Entries with figure data
┄┄┄┄┄┄┄┄┄┄
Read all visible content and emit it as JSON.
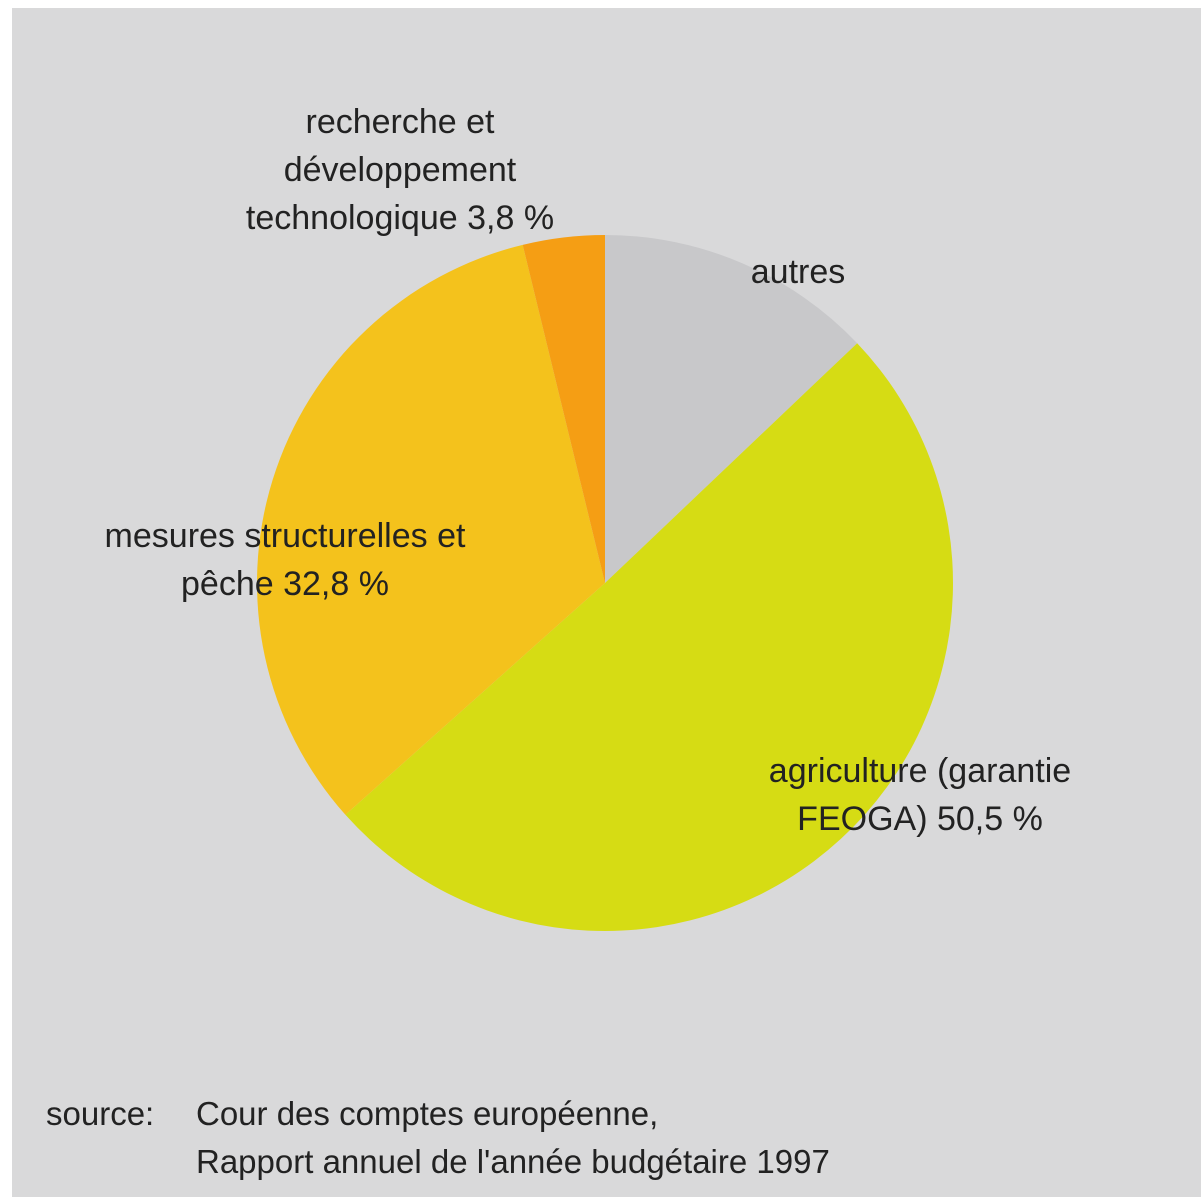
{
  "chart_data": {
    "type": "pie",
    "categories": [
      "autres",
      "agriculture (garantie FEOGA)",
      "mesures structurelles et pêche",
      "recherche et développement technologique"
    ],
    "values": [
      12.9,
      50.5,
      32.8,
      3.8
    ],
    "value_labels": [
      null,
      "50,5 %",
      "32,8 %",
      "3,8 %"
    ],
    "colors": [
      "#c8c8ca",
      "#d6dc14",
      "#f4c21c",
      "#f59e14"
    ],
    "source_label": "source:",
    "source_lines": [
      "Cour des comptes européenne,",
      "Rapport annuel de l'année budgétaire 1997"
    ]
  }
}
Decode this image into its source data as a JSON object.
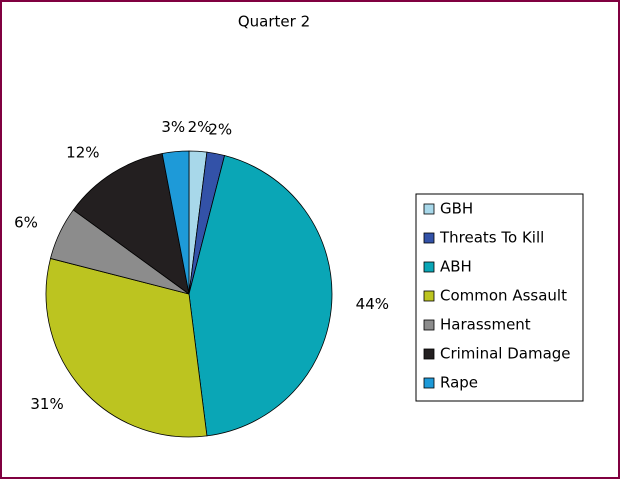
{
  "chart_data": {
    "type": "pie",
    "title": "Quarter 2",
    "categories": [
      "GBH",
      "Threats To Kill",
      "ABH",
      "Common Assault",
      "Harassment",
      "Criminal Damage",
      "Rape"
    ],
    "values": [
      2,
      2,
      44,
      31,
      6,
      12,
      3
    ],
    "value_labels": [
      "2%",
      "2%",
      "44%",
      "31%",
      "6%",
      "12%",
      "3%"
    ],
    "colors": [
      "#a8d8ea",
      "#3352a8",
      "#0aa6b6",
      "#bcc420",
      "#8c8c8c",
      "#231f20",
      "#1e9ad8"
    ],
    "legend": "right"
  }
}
┄┄┄┄┄┄┄┄┄┄
**Exercise requirements**. Copy the records above exactly, leaving out every picture.

**Solution for this task**.
Read all visible content and emit it as JSON.
{
  "chart_data": {
    "type": "pie",
    "categories": [
      "autres",
      "agriculture (garantie FEOGA)",
      "mesures structurelles et pêche",
      "recherche et développement technologique"
    ],
    "values": [
      12.9,
      50.5,
      32.8,
      3.8
    ],
    "value_labels": [
      null,
      "50,5 %",
      "32,8 %",
      "3,8 %"
    ],
    "colors": [
      "#c8c8ca",
      "#d6dc14",
      "#f4c21c",
      "#f59e14"
    ],
    "source_label": "source:",
    "source_lines": [
      "Cour des comptes européenne,",
      "Rapport annuel de l'année budgétaire 1997"
    ]
  }
}
Decode this image into its source data as a JSON object.
{
  "chart_data": {
    "type": "pie",
    "title": "Quarter 2",
    "categories": [
      "GBH",
      "Threats To Kill",
      "ABH",
      "Common Assault",
      "Harassment",
      "Criminal Damage",
      "Rape"
    ],
    "values": [
      2,
      2,
      44,
      31,
      6,
      12,
      3
    ],
    "value_labels": [
      "2%",
      "2%",
      "44%",
      "31%",
      "6%",
      "12%",
      "3%"
    ],
    "colors": [
      "#a8d8ea",
      "#3352a8",
      "#0aa6b6",
      "#bcc420",
      "#8c8c8c",
      "#231f20",
      "#1e9ad8"
    ],
    "legend": "right"
  }
}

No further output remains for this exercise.